__SHORT EXERCISE__
Please repeat all of the lines that follow, exactly as written.

════

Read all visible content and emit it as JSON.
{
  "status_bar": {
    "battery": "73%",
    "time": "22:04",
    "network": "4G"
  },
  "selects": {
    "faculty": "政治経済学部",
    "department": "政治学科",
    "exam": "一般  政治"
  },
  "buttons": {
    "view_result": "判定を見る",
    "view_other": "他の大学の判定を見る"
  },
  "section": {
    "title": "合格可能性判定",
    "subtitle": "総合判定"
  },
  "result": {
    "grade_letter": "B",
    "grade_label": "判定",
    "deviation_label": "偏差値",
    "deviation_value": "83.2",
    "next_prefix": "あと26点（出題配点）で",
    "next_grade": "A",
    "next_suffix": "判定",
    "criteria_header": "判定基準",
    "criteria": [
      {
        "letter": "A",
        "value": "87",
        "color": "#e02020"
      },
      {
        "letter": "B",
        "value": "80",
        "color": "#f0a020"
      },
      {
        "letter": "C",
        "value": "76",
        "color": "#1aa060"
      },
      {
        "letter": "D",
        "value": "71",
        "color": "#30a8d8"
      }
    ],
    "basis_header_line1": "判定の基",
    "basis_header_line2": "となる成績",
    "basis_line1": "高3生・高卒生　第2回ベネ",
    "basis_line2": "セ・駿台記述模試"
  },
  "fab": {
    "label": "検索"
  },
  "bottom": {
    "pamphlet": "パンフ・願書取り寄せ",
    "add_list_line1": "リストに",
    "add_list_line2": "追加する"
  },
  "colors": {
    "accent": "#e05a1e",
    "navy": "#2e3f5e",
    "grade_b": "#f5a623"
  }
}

════

__CORRECT ANSWER__
Read all visible content and emit it as JSON.
{
  "status_bar": {
    "battery": "73%",
    "time": "22:04",
    "network": "4G"
  },
  "selects": {
    "faculty": "政治経済学部",
    "department": "政治学科",
    "exam": "一般  政治"
  },
  "buttons": {
    "view_result": "判定を見る",
    "view_other": "他の大学の判定を見る"
  },
  "section": {
    "title": "合格可能性判定",
    "subtitle": "総合判定"
  },
  "result": {
    "grade_letter": "B",
    "grade_label": "判定",
    "deviation_label": "偏差値",
    "deviation_value": "83.2",
    "next_prefix": "あと26点（出題配点）で",
    "next_grade": "A",
    "next_suffix": "判定",
    "criteria_header": "判定基準",
    "criteria": [
      {
        "letter": "A",
        "value": "87",
        "color": "#e02020"
      },
      {
        "letter": "B",
        "value": "80",
        "color": "#f0a020"
      },
      {
        "letter": "C",
        "value": "76",
        "color": "#1aa060"
      },
      {
        "letter": "D",
        "value": "71",
        "color": "#30a8d8"
      }
    ],
    "basis_header_line1": "判定の基",
    "basis_header_line2": "となる成績",
    "basis_line1": "高3生・高卒生　第2回ベネ",
    "basis_line2": "セ・駿台記述模試"
  },
  "fab": {
    "label": "検索"
  },
  "bottom": {
    "pamphlet": "パンフ・願書取り寄せ",
    "add_list_line1": "リストに",
    "add_list_line2": "追加する"
  },
  "colors": {
    "accent": "#e05a1e",
    "navy": "#2e3f5e",
    "grade_b": "#f5a623"
  }
}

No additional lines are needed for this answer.